=== QUOTED PASSAGE ===
▽
The tinfoil may not work in this case but here is another strategy for urban defense against the ground-robots. Make sure that you have the tools to open every fire-hydrant in the city. The robots will drown unless they are attended by enough soldiers to close the hydrants. I am not kidding. Imaginative defenses even by lightly armed or unarmed groups will always be found.
When robots or any man-free vehicle is deployed, strategies on location are worked out long time in advance. Only if they deem it necessary will they hire up more programmers to exploit for technological advancements. I'm not saying that you're necessarily wrong but I wouldn't take anything for granted.
The unspoken, incredibly arrogant assumption behind all this enthusiasm for the robots is that they will be used against poor brown people who have no resources to fight back with effective weaponry of their own.
I sure miss the cold war days when the USAns knew that if they fucked with anyone in the third world who the Soviet Union might regard as an ally, and Kruschev or Brezhnev were in a bad mood, the SS-18's with 25 megaton warheads would be on the way, and they and everyone they loved would be reduced to wisps of vapor rising the stratosphere in a mushroom cloud within minutes. That kept the fear of God (or more accurately, fear of the people) in these cowardly pentagon thugs.
I don't understand why you still think that these weapons are intended to be used against "poor brown people". They are intended to be used against YOU.
△
=== DATA TO EXAMINE ===
▽
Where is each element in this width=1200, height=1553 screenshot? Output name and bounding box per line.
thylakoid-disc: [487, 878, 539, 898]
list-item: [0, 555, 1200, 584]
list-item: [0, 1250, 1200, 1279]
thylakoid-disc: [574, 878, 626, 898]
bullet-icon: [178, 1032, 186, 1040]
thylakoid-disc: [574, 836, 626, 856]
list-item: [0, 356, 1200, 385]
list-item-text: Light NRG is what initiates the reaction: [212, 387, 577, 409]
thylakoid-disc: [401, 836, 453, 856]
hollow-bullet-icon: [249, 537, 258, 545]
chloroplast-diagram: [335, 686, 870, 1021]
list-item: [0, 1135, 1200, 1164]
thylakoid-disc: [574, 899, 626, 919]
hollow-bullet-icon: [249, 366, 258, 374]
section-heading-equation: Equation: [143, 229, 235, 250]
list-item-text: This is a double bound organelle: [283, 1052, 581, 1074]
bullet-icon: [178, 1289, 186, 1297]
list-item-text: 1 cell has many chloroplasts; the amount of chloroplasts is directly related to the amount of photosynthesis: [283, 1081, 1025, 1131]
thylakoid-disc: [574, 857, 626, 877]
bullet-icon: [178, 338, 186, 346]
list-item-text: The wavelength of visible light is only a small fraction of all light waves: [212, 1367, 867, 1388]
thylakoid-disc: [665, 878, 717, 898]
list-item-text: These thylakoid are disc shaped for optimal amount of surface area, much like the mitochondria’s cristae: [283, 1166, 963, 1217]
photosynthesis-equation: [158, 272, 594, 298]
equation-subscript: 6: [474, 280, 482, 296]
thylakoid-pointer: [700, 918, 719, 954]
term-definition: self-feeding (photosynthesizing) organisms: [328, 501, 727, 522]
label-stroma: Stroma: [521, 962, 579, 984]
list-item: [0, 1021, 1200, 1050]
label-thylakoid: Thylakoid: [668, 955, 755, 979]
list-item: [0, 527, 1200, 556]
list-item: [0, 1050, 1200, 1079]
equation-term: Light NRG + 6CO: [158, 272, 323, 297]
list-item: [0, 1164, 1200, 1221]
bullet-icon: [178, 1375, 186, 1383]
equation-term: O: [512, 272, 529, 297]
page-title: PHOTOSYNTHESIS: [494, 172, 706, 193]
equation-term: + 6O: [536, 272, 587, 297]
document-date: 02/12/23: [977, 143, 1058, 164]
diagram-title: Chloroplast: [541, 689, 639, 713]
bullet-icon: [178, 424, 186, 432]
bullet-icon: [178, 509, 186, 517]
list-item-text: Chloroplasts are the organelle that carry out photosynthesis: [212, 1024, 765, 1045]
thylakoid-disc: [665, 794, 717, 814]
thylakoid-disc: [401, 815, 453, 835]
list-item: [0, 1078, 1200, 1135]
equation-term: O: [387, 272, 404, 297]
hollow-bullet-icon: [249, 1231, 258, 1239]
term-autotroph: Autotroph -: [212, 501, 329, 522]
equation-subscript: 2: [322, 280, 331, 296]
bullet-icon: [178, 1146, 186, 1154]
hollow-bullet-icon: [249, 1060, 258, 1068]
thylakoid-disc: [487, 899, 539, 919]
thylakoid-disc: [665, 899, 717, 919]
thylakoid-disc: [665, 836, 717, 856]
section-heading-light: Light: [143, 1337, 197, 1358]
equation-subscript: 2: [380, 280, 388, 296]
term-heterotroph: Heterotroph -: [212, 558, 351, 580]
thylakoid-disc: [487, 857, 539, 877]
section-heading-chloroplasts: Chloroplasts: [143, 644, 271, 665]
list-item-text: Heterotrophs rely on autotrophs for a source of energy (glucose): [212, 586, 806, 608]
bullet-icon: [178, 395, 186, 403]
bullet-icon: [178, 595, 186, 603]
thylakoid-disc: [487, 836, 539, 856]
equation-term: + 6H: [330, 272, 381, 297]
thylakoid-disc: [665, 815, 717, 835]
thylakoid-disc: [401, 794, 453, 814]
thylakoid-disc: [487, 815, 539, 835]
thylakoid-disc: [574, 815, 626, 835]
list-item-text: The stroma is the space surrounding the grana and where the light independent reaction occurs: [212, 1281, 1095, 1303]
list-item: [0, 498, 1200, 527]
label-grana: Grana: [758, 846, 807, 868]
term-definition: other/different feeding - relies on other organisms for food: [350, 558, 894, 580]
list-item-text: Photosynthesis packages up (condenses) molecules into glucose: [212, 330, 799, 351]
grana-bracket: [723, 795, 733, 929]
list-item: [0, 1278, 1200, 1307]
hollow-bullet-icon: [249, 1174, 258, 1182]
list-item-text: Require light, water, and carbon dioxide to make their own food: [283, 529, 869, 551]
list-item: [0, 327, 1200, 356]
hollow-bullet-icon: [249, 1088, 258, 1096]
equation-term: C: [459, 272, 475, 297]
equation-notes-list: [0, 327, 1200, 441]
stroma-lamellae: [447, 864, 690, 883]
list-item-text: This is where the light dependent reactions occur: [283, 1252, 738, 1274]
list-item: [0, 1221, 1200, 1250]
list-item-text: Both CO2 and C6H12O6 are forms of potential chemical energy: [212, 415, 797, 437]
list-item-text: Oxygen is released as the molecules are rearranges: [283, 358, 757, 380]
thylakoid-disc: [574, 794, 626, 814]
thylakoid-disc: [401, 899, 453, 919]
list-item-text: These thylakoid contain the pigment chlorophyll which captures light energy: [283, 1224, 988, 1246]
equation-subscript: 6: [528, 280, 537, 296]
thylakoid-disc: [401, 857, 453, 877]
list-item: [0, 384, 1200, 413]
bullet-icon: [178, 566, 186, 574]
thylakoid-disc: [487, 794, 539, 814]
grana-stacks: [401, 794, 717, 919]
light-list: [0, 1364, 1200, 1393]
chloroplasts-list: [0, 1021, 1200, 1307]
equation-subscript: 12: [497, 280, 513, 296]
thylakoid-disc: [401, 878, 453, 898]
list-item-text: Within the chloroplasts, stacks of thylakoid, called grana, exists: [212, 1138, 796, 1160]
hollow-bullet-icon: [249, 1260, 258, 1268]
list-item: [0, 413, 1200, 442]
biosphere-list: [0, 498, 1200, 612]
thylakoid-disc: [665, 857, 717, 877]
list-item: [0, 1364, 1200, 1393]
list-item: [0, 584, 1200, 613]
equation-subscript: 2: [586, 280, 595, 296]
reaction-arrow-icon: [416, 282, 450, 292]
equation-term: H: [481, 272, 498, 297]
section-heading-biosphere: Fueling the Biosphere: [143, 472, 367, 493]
△
=== EXERCISE TASKS ===
**1.** In the discussion of military robots, what should defenders make sure they have in order to flood the city?
**2.** Duplicate the discussion of military robots from "I sure miss" to "used against YOU.".
**3.** State whether each statement agrees with the discussion of military robots, answering yes or no and quoting the deciding words:
(a) The robots will drown unless enough soldiers are present to close the hydrants.
(b) The SS-18s mentioned carried 10 megaton warheads.
(c) The final comment holds that the weapons are meant for use against "poor brown people."
The items are not required for any of this work.

=== ANSWERS FOR THE TASKS ===
**1.** They should have the tools to open every fire hydrant in the city.

**2.**
I sure miss the cold war days when the USAns knew that if they fucked with anyone in the third world who the Soviet Union might regard as an ally, and Kruschev or Brezhnev were in a bad mood, the SS-18's with 25 megaton warheads would be on the way, and they and everyone they loved would be reduced to wisps of vapor rising the stratosphere in a mushroom cloud within minutes. That kept the fear of God (or more accurately, fear of the people) in these cowardly pentagon thugs.
I don't understand why you still think that these weapons are intended to be used against "poor brown people". They are intended to be used against YOU.

**3.**
(a) Yes: "The robots will drown unless they are attended by enough soldiers to close the hydrants."
(b) No: "the SS-18's with 25 megaton warheads"
(c) No: "They are intended to be used against YOU."